──────── Entries shown ────────

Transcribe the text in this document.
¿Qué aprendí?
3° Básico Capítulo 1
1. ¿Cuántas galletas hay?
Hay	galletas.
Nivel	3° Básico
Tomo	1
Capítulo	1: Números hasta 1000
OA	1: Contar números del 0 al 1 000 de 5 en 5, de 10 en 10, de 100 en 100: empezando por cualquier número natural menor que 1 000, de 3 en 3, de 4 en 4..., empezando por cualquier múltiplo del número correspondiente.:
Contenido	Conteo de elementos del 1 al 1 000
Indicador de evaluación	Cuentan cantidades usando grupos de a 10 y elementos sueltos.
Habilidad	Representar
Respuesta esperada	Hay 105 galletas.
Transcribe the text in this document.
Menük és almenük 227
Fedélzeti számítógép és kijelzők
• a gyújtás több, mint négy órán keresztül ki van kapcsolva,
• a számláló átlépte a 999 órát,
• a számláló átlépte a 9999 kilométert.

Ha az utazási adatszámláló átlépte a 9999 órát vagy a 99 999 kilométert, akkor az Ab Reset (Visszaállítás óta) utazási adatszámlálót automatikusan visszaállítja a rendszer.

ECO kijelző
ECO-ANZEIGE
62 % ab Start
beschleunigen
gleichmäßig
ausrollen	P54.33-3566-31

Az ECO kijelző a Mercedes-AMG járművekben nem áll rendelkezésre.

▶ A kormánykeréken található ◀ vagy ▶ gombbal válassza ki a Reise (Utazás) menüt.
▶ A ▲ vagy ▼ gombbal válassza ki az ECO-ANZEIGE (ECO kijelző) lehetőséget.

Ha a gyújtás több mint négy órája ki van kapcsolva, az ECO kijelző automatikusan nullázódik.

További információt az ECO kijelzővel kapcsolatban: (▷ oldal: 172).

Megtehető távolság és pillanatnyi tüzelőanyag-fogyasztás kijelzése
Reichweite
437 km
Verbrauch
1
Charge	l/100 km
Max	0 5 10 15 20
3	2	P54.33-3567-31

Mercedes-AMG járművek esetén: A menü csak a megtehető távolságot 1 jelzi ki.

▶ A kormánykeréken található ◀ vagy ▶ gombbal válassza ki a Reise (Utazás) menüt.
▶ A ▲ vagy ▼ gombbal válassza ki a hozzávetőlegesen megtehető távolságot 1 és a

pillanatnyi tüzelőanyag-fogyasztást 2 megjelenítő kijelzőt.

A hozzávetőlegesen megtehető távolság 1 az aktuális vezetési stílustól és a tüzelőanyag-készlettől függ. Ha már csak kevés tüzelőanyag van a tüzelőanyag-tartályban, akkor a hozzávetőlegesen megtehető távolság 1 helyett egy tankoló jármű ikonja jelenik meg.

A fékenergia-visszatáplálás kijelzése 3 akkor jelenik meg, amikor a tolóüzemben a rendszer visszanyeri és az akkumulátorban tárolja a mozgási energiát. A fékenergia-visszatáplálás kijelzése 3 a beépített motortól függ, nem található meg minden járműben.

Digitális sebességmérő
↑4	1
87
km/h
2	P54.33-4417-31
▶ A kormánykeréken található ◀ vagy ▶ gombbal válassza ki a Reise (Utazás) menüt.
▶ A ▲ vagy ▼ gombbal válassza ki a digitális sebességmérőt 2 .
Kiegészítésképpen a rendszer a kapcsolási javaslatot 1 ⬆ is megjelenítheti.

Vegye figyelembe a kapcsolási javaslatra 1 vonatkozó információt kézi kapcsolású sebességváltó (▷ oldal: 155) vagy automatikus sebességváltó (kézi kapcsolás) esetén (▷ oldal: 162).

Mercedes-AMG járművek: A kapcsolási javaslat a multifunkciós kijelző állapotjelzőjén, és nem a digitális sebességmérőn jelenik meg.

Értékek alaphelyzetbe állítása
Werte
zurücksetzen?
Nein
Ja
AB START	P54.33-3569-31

────────

All of the material above needs to be copied exactly.

• _Result for this task_:
Transcribe the text in this document.
¿Qué aprendí?
3° Básico Capítulo 1
1. ¿Cuántas galletas hay?
Hay	galletas.
Nivel	3° Básico
Tomo	1
Capítulo	1: Números hasta 1000
OA	1: Contar números del 0 al 1 000 de 5 en 5, de 10 en 10, de 100 en 100: empezando por cualquier número natural menor que 1 000, de 3 en 3, de 4 en 4..., empezando por cualquier múltiplo del número correspondiente.:
Contenido	Conteo de elementos del 1 al 1 000
Indicador de evaluación	Cuentan cantidades usando grupos de a 10 y elementos sueltos.
Habilidad	Representar
Respuesta esperada	Hay 105 galletas.
Transcribe the text in this document.
Menük és almenük 227
Fedélzeti számítógép és kijelzők
• a gyújtás több, mint négy órán keresztül ki van kapcsolva,
• a számláló átlépte a 999 órát,
• a számláló átlépte a 9999 kilométert.

Ha az utazási adatszámláló átlépte a 9999 órát vagy a 99 999 kilométert, akkor az Ab Reset (Visszaállítás óta) utazási adatszámlálót automatikusan visszaállítja a rendszer.

ECO kijelző
ECO-ANZEIGE
62 % ab Start
beschleunigen
gleichmäßig
ausrollen	P54.33-3566-31

Az ECO kijelző a Mercedes-AMG járművekben nem áll rendelkezésre.

▶ A kormánykeréken található ◀ vagy ▶ gombbal válassza ki a Reise (Utazás) menüt.
▶ A ▲ vagy ▼ gombbal válassza ki az ECO-ANZEIGE (ECO kijelző) lehetőséget.

Ha a gyújtás több mint négy órája ki van kapcsolva, az ECO kijelző automatikusan nullázódik.

További információt az ECO kijelzővel kapcsolatban: (▷ oldal: 172).

Megtehető távolság és pillanatnyi tüzelőanyag-fogyasztás kijelzése
Reichweite
437 km
Verbrauch
1
Charge	l/100 km
Max	0 5 10 15 20
3	2	P54.33-3567-31

Mercedes-AMG járművek esetén: A menü csak a megtehető távolságot 1 jelzi ki.

▶ A kormánykeréken található ◀ vagy ▶ gombbal válassza ki a Reise (Utazás) menüt.
▶ A ▲ vagy ▼ gombbal válassza ki a hozzávetőlegesen megtehető távolságot 1 és a

pillanatnyi tüzelőanyag-fogyasztást 2 megjelenítő kijelzőt.

A hozzávetőlegesen megtehető távolság 1 az aktuális vezetési stílustól és a tüzelőanyag-készlettől függ. Ha már csak kevés tüzelőanyag van a tüzelőanyag-tartályban, akkor a hozzávetőlegesen megtehető távolság 1 helyett egy tankoló jármű ikonja jelenik meg.

A fékenergia-visszatáplálás kijelzése 3 akkor jelenik meg, amikor a tolóüzemben a rendszer visszanyeri és az akkumulátorban tárolja a mozgási energiát. A fékenergia-visszatáplálás kijelzése 3 a beépített motortól függ, nem található meg minden járműben.

Digitális sebességmérő
↑4	1
87
km/h
2	P54.33-4417-31
▶ A kormánykeréken található ◀ vagy ▶ gombbal válassza ki a Reise (Utazás) menüt.
▶ A ▲ vagy ▼ gombbal válassza ki a digitális sebességmérőt 2 .
Kiegészítésképpen a rendszer a kapcsolási javaslatot 1 ⬆ is megjelenítheti.

Vegye figyelembe a kapcsolási javaslatra 1 vonatkozó információt kézi kapcsolású sebességváltó (▷ oldal: 155) vagy automatikus sebességváltó (kézi kapcsolás) esetén (▷ oldal: 162).

Mercedes-AMG járművek: A kapcsolási javaslat a multifunkciós kijelző állapotjelzőjén, és nem a digitális sebességmérőn jelenik meg.

Értékek alaphelyzetbe állítása
Werte
zurücksetzen?
Nein
Ja
AB START	P54.33-3569-31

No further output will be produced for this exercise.